■ SET TASK
Repeat exactly the lines of the listing from the line containing "Convert this screenshot" through its last line, and nothing beyond them.

■ MATERIAL FOR THIS EXERCISE
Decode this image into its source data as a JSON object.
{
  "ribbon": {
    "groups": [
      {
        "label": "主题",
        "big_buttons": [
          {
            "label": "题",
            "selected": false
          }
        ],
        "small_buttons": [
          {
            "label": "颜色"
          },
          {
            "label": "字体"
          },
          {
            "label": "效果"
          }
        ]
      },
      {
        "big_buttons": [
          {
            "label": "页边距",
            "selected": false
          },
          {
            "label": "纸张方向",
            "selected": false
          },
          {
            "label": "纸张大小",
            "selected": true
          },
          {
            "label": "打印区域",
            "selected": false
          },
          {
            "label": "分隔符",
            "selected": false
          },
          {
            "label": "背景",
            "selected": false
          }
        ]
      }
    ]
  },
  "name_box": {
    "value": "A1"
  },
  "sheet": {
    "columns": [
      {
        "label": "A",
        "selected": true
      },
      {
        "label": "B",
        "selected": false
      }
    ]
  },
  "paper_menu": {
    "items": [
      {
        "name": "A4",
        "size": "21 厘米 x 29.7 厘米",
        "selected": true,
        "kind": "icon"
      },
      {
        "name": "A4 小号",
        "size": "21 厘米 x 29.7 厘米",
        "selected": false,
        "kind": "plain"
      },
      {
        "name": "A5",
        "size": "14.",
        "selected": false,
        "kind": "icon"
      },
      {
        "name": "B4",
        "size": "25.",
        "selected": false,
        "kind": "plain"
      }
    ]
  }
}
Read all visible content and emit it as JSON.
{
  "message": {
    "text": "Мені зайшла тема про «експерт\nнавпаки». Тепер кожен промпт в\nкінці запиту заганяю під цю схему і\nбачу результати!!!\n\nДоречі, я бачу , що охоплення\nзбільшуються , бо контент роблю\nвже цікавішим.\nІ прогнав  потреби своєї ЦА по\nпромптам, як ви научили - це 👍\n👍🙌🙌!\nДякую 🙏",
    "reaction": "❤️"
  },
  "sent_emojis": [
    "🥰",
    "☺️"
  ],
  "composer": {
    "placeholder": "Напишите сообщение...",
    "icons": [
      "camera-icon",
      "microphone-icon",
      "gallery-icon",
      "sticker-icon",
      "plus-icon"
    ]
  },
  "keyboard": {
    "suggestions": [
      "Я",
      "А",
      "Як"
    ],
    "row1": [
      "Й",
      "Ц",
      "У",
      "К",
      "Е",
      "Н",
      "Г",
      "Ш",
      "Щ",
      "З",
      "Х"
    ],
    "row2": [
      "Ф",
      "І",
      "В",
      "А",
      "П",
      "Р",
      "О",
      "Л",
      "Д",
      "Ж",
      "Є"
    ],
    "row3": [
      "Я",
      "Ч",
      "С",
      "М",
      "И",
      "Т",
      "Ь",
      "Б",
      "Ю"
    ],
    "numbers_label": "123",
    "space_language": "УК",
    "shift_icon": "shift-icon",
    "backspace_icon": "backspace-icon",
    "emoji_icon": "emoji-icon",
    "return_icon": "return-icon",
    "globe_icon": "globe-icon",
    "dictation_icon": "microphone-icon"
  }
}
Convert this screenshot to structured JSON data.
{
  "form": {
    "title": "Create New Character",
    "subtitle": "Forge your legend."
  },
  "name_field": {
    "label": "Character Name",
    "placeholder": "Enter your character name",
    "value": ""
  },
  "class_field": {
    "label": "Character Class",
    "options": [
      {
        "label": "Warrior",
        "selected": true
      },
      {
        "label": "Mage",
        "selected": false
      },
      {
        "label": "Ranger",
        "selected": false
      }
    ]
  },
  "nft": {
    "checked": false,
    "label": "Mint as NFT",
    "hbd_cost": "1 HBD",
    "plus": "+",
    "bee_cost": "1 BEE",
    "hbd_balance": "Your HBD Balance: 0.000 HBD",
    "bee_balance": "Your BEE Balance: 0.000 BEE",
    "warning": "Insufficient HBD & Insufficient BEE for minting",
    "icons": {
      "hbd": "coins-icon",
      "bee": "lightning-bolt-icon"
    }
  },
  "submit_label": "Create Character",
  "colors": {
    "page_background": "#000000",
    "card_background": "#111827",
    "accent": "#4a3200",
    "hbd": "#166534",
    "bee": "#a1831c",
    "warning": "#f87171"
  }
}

■ THE OUTPUT
Convert this screenshot to structured JSON data.
{
  "form": {
    "title": "Create New Character",
    "subtitle": "Forge your legend."
  },
  "name_field": {
    "label": "Character Name",
    "placeholder": "Enter your character name",
    "value": ""
  },
  "class_field": {
    "label": "Character Class",
    "options": [
      {
        "label": "Warrior",
        "selected": true
      },
      {
        "label": "Mage",
        "selected": false
      },
      {
        "label": "Ranger",
        "selected": false
      }
    ]
  },
  "nft": {
    "checked": false,
    "label": "Mint as NFT",
    "hbd_cost": "1 HBD",
    "plus": "+",
    "bee_cost": "1 BEE",
    "hbd_balance": "Your HBD Balance: 0.000 HBD",
    "bee_balance": "Your BEE Balance: 0.000 BEE",
    "warning": "Insufficient HBD & Insufficient BEE for minting",
    "icons": {
      "hbd": "coins-icon",
      "bee": "lightning-bolt-icon"
    }
  },
  "submit_label": "Create Character",
  "colors": {
    "page_background": "#000000",
    "card_background": "#111827",
    "accent": "#4a3200",
    "hbd": "#166534",
    "bee": "#a1831c",
    "warning": "#f87171"
  }
}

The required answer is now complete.